[Instructions for the task] Make an exact copy of all the entries below, with the pictures left out.

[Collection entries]
— START —
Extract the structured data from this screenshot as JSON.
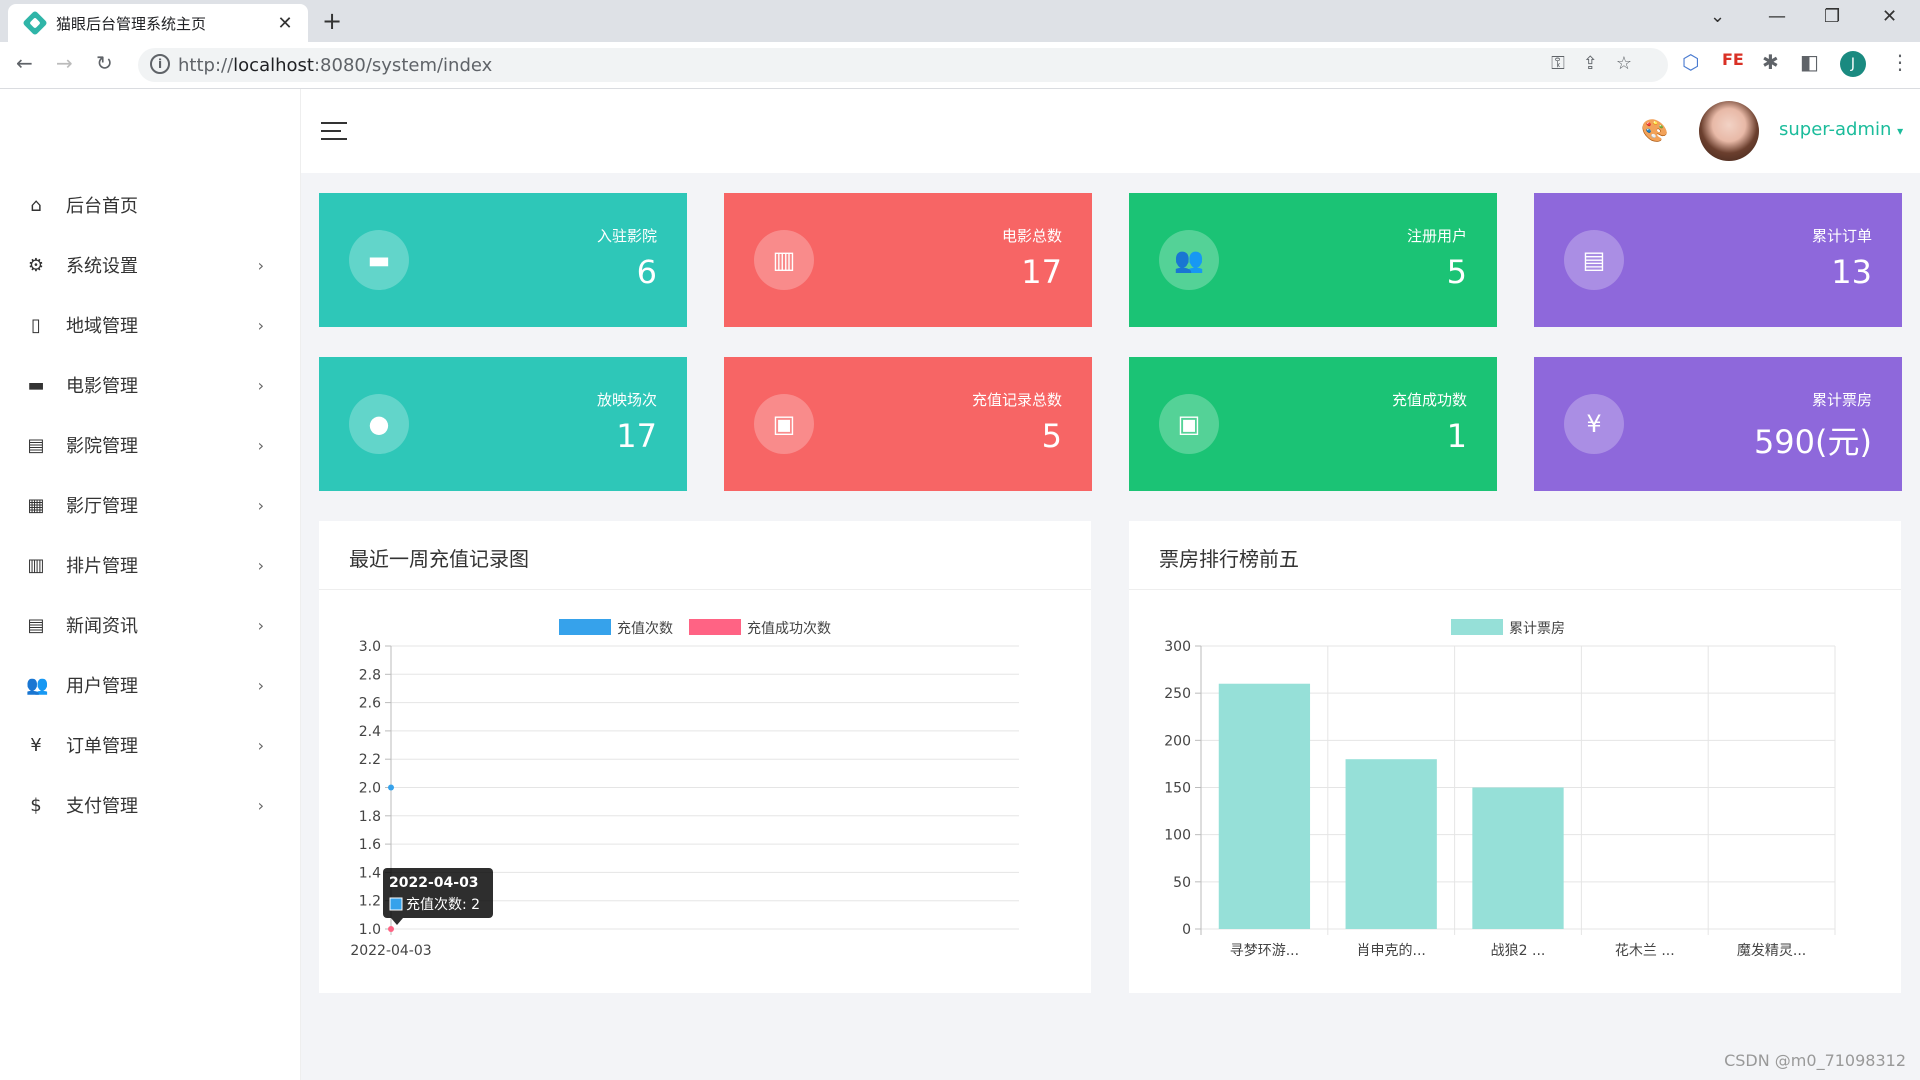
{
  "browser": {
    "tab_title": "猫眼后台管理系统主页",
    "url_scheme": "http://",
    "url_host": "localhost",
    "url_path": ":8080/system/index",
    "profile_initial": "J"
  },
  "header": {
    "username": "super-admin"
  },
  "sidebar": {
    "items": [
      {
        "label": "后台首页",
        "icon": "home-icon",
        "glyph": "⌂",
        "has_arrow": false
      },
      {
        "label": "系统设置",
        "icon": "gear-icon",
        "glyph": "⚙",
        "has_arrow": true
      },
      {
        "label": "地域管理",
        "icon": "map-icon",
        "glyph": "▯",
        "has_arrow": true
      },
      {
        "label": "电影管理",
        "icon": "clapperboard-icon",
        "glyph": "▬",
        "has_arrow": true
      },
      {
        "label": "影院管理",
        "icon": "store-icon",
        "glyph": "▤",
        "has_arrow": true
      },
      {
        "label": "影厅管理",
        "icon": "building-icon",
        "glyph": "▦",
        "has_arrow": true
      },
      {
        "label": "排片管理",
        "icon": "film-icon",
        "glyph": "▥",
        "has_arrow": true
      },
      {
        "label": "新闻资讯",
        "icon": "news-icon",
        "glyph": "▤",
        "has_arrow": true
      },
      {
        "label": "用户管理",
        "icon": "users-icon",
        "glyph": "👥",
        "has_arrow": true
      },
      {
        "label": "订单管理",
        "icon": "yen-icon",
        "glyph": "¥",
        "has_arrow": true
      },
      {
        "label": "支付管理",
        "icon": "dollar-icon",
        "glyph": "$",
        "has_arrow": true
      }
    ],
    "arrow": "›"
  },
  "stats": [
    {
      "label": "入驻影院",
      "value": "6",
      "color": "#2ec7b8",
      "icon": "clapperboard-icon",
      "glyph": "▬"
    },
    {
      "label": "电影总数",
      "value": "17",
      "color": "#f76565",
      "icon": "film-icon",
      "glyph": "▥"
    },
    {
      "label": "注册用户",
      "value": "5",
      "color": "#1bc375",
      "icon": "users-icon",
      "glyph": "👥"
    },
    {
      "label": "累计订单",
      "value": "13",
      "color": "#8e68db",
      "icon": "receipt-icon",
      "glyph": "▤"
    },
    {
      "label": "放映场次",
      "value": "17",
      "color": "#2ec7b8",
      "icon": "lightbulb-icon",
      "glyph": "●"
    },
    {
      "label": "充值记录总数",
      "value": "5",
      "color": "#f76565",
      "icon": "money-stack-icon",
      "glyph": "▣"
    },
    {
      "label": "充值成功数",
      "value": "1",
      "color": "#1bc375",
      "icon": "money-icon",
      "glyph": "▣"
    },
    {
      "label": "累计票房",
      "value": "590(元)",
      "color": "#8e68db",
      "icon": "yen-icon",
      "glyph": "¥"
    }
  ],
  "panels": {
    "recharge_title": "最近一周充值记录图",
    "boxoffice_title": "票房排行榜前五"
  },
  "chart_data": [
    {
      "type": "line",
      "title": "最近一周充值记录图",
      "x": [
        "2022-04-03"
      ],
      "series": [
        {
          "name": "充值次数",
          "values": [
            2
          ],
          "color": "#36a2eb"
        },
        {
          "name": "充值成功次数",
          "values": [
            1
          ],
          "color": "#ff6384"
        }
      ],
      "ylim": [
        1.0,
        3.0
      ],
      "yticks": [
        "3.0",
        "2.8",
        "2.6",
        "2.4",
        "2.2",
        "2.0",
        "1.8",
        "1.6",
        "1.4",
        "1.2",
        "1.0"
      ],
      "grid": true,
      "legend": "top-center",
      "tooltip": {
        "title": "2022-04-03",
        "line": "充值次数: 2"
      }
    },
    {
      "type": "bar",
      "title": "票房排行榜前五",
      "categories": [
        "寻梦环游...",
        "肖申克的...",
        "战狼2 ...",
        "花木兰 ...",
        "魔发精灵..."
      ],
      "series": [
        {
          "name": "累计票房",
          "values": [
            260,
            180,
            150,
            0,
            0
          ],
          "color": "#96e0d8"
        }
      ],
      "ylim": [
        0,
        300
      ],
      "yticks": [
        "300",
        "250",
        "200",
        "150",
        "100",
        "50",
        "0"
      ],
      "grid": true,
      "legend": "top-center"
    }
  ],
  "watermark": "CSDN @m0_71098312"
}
— END —
[The output]
Extract the structured data from this screenshot as JSON.
{
  "browser": {
    "tab_title": "猫眼后台管理系统主页",
    "url_scheme": "http://",
    "url_host": "localhost",
    "url_path": ":8080/system/index",
    "profile_initial": "J"
  },
  "header": {
    "username": "super-admin"
  },
  "sidebar": {
    "items": [
      {
        "label": "后台首页",
        "icon": "home-icon",
        "glyph": "⌂",
        "has_arrow": false
      },
      {
        "label": "系统设置",
        "icon": "gear-icon",
        "glyph": "⚙",
        "has_arrow": true
      },
      {
        "label": "地域管理",
        "icon": "map-icon",
        "glyph": "▯",
        "has_arrow": true
      },
      {
        "label": "电影管理",
        "icon": "clapperboard-icon",
        "glyph": "▬",
        "has_arrow": true
      },
      {
        "label": "影院管理",
        "icon": "store-icon",
        "glyph": "▤",
        "has_arrow": true
      },
      {
        "label": "影厅管理",
        "icon": "building-icon",
        "glyph": "▦",
        "has_arrow": true
      },
      {
        "label": "排片管理",
        "icon": "film-icon",
        "glyph": "▥",
        "has_arrow": true
      },
      {
        "label": "新闻资讯",
        "icon": "news-icon",
        "glyph": "▤",
        "has_arrow": true
      },
      {
        "label": "用户管理",
        "icon": "users-icon",
        "glyph": "👥",
        "has_arrow": true
      },
      {
        "label": "订单管理",
        "icon": "yen-icon",
        "glyph": "¥",
        "has_arrow": true
      },
      {
        "label": "支付管理",
        "icon": "dollar-icon",
        "glyph": "$",
        "has_arrow": true
      }
    ],
    "arrow": "›"
  },
  "stats": [
    {
      "label": "入驻影院",
      "value": "6",
      "color": "#2ec7b8",
      "icon": "clapperboard-icon",
      "glyph": "▬"
    },
    {
      "label": "电影总数",
      "value": "17",
      "color": "#f76565",
      "icon": "film-icon",
      "glyph": "▥"
    },
    {
      "label": "注册用户",
      "value": "5",
      "color": "#1bc375",
      "icon": "users-icon",
      "glyph": "👥"
    },
    {
      "label": "累计订单",
      "value": "13",
      "color": "#8e68db",
      "icon": "receipt-icon",
      "glyph": "▤"
    },
    {
      "label": "放映场次",
      "value": "17",
      "color": "#2ec7b8",
      "icon": "lightbulb-icon",
      "glyph": "●"
    },
    {
      "label": "充值记录总数",
      "value": "5",
      "color": "#f76565",
      "icon": "money-stack-icon",
      "glyph": "▣"
    },
    {
      "label": "充值成功数",
      "value": "1",
      "color": "#1bc375",
      "icon": "money-icon",
      "glyph": "▣"
    },
    {
      "label": "累计票房",
      "value": "590(元)",
      "color": "#8e68db",
      "icon": "yen-icon",
      "glyph": "¥"
    }
  ],
  "panels": {
    "recharge_title": "最近一周充值记录图",
    "boxoffice_title": "票房排行榜前五"
  },
  "chart_data": [
    {
      "type": "line",
      "title": "最近一周充值记录图",
      "x": [
        "2022-04-03"
      ],
      "series": [
        {
          "name": "充值次数",
          "values": [
            2
          ],
          "color": "#36a2eb"
        },
        {
          "name": "充值成功次数",
          "values": [
            1
          ],
          "color": "#ff6384"
        }
      ],
      "ylim": [
        1.0,
        3.0
      ],
      "yticks": [
        "3.0",
        "2.8",
        "2.6",
        "2.4",
        "2.2",
        "2.0",
        "1.8",
        "1.6",
        "1.4",
        "1.2",
        "1.0"
      ],
      "grid": true,
      "legend": "top-center",
      "tooltip": {
        "title": "2022-04-03",
        "line": "充值次数: 2"
      }
    },
    {
      "type": "bar",
      "title": "票房排行榜前五",
      "categories": [
        "寻梦环游...",
        "肖申克的...",
        "战狼2 ...",
        "花木兰 ...",
        "魔发精灵..."
      ],
      "series": [
        {
          "name": "累计票房",
          "values": [
            260,
            180,
            150,
            0,
            0
          ],
          "color": "#96e0d8"
        }
      ],
      "ylim": [
        0,
        300
      ],
      "yticks": [
        "300",
        "250",
        "200",
        "150",
        "100",
        "50",
        "0"
      ],
      "grid": true,
      "legend": "top-center"
    }
  ],
  "watermark": "CSDN @m0_71098312"
}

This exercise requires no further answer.